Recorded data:
:::
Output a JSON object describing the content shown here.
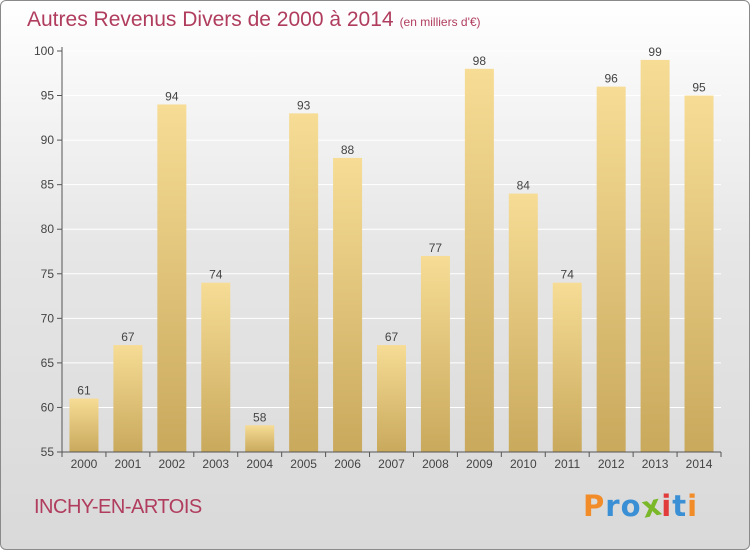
{
  "title": "Autres Revenus Divers de 2000 à 2014",
  "subtitle": "(en milliers d'€)",
  "commune": "INCHY-EN-ARTOIS",
  "logo": {
    "letters": [
      "P",
      "r",
      "o",
      "x",
      "i",
      "t",
      "i"
    ],
    "colors": [
      "#f28c28",
      "#3b8fd4",
      "#3b8fd4",
      "#7ab829",
      "#e23b3b",
      "#3b8fd4",
      "#f28c28"
    ]
  },
  "colors": {
    "bar_light": "#f6dc95",
    "bar_dark": "#c9a95c",
    "grid": "#ffffff",
    "text": "#444444",
    "accent": "#b03d5e"
  },
  "chart_data": {
    "type": "bar",
    "title": "Autres Revenus Divers de 2000 à 2014",
    "subtitle": "(en milliers d'€)",
    "categories": [
      "2000",
      "2001",
      "2002",
      "2003",
      "2004",
      "2005",
      "2006",
      "2007",
      "2008",
      "2009",
      "2010",
      "2011",
      "2012",
      "2013",
      "2014"
    ],
    "values": [
      61,
      67,
      94,
      74,
      58,
      93,
      88,
      67,
      77,
      98,
      84,
      74,
      96,
      99,
      95
    ],
    "ylim": [
      55,
      100
    ],
    "yticks": [
      55,
      60,
      65,
      70,
      75,
      80,
      85,
      90,
      95,
      100
    ],
    "grid": true,
    "data_labels": true,
    "xlabel": "",
    "ylabel": ""
  }
}
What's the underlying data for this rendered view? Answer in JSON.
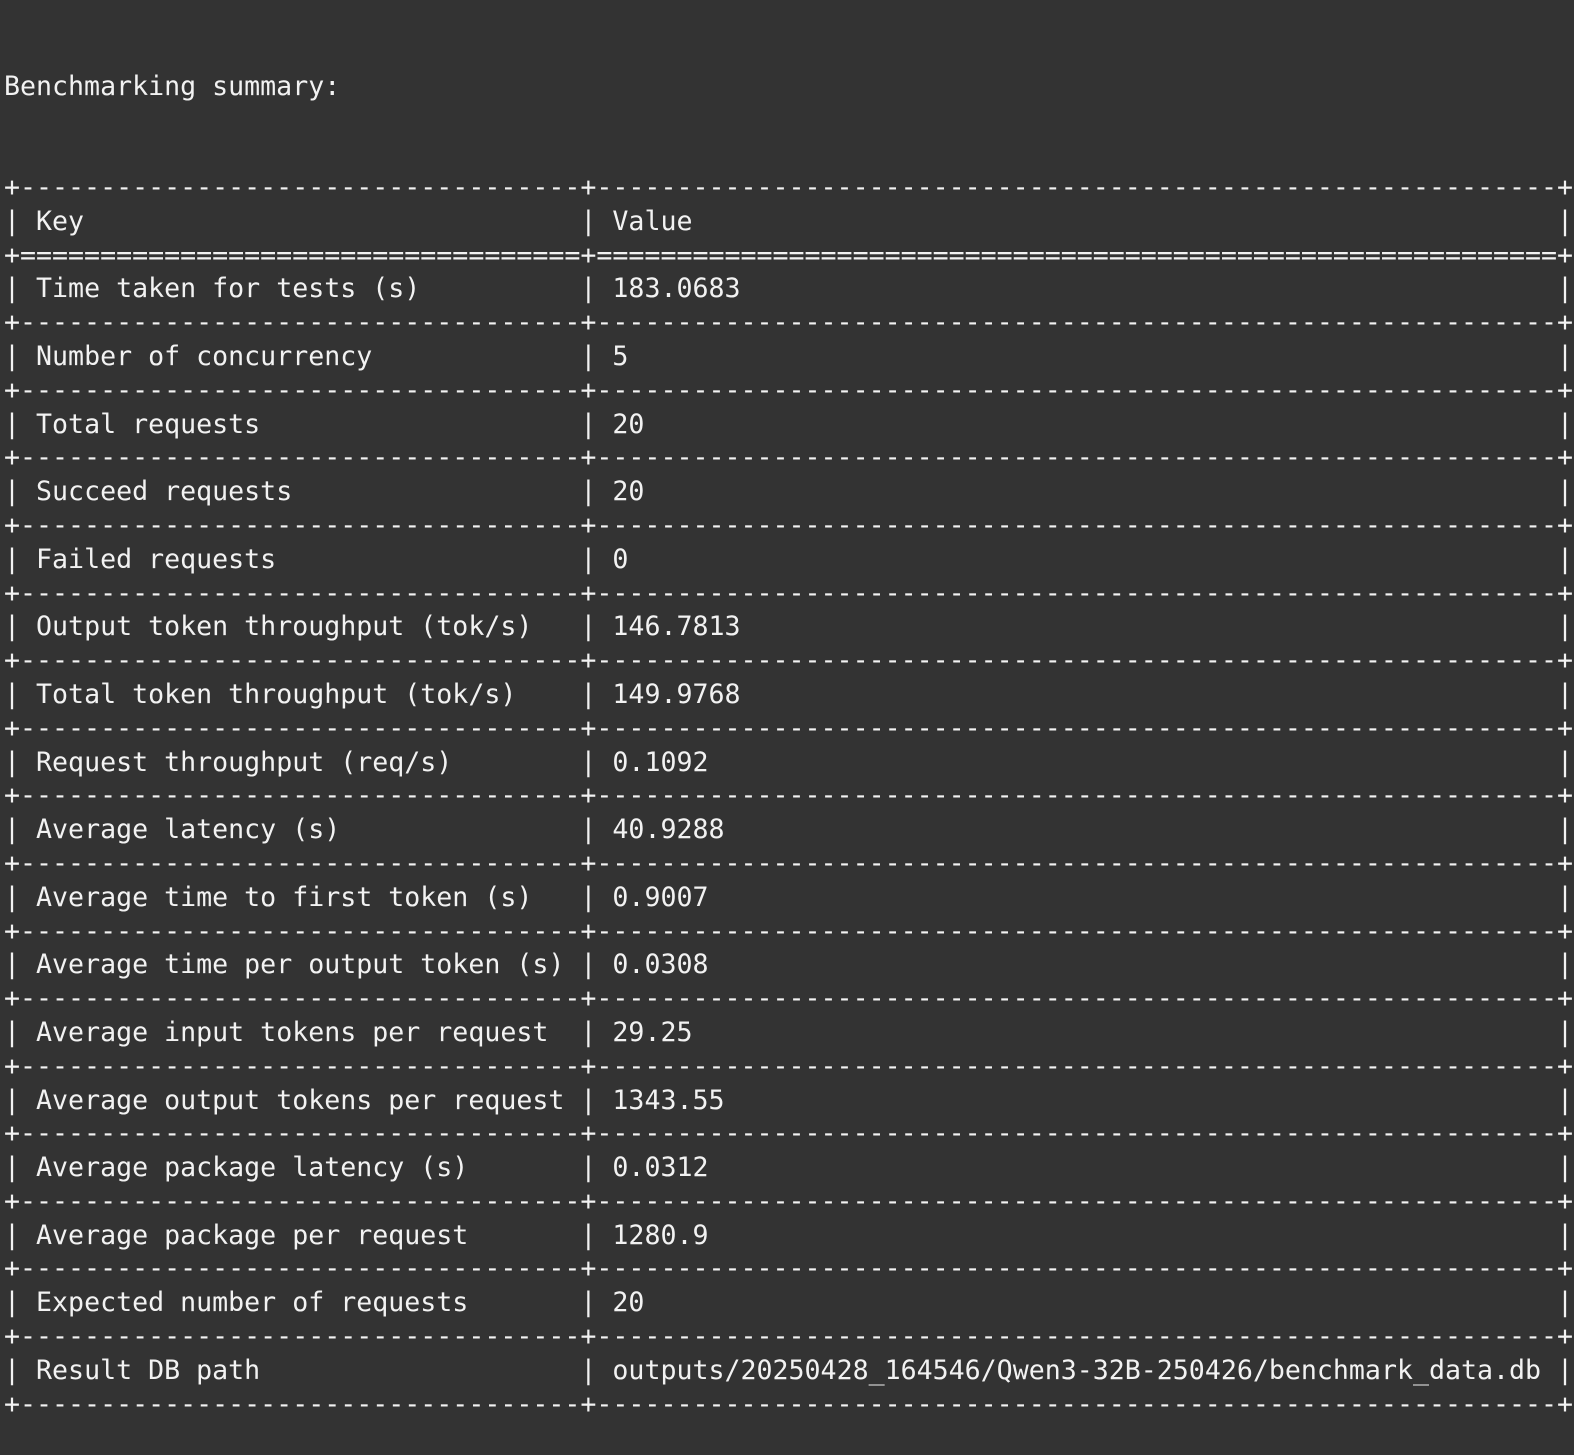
{
  "terminal": {
    "title": "Benchmarking summary:",
    "header": {
      "key": "Key",
      "value": "Value"
    },
    "rows": [
      {
        "key": "Time taken for tests (s)",
        "value": "183.0683"
      },
      {
        "key": "Number of concurrency",
        "value": "5"
      },
      {
        "key": "Total requests",
        "value": "20"
      },
      {
        "key": "Succeed requests",
        "value": "20"
      },
      {
        "key": "Failed requests",
        "value": "0"
      },
      {
        "key": "Output token throughput (tok/s)",
        "value": "146.7813"
      },
      {
        "key": "Total token throughput (tok/s)",
        "value": "149.9768"
      },
      {
        "key": "Request throughput (req/s)",
        "value": "0.1092"
      },
      {
        "key": "Average latency (s)",
        "value": "40.9288"
      },
      {
        "key": "Average time to first token (s)",
        "value": "0.9007"
      },
      {
        "key": "Average time per output token (s)",
        "value": "0.0308"
      },
      {
        "key": "Average input tokens per request",
        "value": "29.25"
      },
      {
        "key": "Average output tokens per request",
        "value": "1343.55"
      },
      {
        "key": "Average package latency (s)",
        "value": "0.0312"
      },
      {
        "key": "Average package per request",
        "value": "1280.9"
      },
      {
        "key": "Expected number of requests",
        "value": "20"
      },
      {
        "key": "Result DB path",
        "value": "outputs/20250428_164546/Qwen3-32B-250426/benchmark_data.db"
      }
    ]
  },
  "colors": {
    "background": "#333333",
    "text": "#f2f2f2"
  }
}
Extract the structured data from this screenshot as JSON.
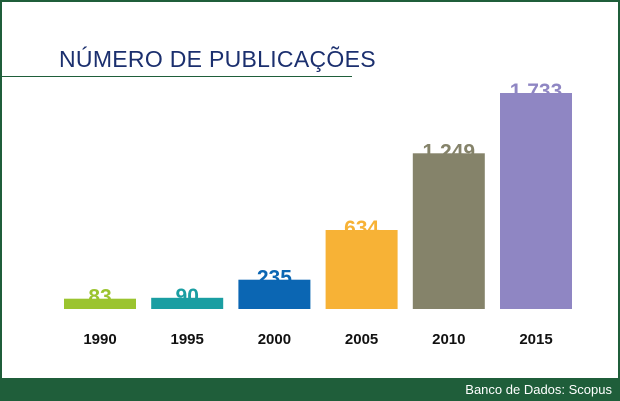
{
  "chart_data": {
    "type": "bar",
    "title": "NÚMERO DE PUBLICAÇÕES",
    "categories": [
      "1990",
      "1995",
      "2000",
      "2005",
      "2010",
      "2015"
    ],
    "values": [
      83,
      90,
      235,
      634,
      1249,
      1733
    ],
    "value_labels": [
      "83",
      "90",
      "235",
      "634",
      "1.249",
      "1.733"
    ],
    "colors": [
      "#9bc42f",
      "#1a9ea2",
      "#0b66b3",
      "#f7b236",
      "#85836a",
      "#8f86c3"
    ],
    "ylim": [
      0,
      1733
    ],
    "grid": false,
    "legend": "none"
  },
  "footer": {
    "source": "Banco de Dados: Scopus"
  },
  "colors": {
    "frame": "#1f5e3a",
    "title": "#1b2f6e"
  }
}
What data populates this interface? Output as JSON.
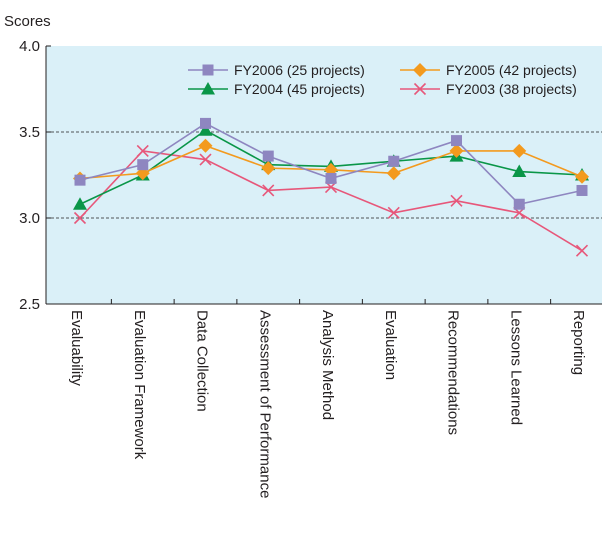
{
  "chart_data": {
    "type": "line",
    "title": "",
    "ylabel": "Scores",
    "xlabel": "",
    "ylim": [
      2.5,
      4.0
    ],
    "yticks": [
      "2.5",
      "3.0",
      "3.5",
      "4.0"
    ],
    "y_tick_values": [
      2.5,
      3.0,
      3.5,
      4.0
    ],
    "grid": "horizontal dashed at 3.0 and 3.5",
    "legend_position": "top-right",
    "plot_background": "#daf0f8",
    "categories": [
      "Evaluability",
      "Evaluation Framework",
      "Data Collection",
      "Assessment of Performance",
      "Analysis Method",
      "Evaluation",
      "Recommendations",
      "Lessons Learned",
      "Reporting"
    ],
    "series": [
      {
        "name": "FY2006 (25 projects)",
        "color": "#8e86c0",
        "marker": "square",
        "values": [
          3.22,
          3.31,
          3.55,
          3.36,
          3.23,
          3.33,
          3.45,
          3.08,
          3.16
        ]
      },
      {
        "name": "FY2005 (42 projects)",
        "color": "#f39a1e",
        "marker": "diamond",
        "values": [
          3.23,
          3.26,
          3.42,
          3.29,
          3.28,
          3.26,
          3.39,
          3.39,
          3.24
        ]
      },
      {
        "name": "FY2004 (45 projects)",
        "color": "#0a9648",
        "marker": "triangle",
        "values": [
          3.08,
          3.25,
          3.51,
          3.31,
          3.3,
          3.33,
          3.36,
          3.27,
          3.25
        ]
      },
      {
        "name": "FY2003 (38 projects)",
        "color": "#e7577a",
        "marker": "x",
        "values": [
          3.0,
          3.39,
          3.34,
          3.16,
          3.18,
          3.03,
          3.1,
          3.03,
          2.81
        ]
      }
    ]
  }
}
:::
[Exercise description] Out of the material above, select every line that holds the string "package".

[Task response]
        "key": "Average package latency (s)",
        "key": "Average package per request",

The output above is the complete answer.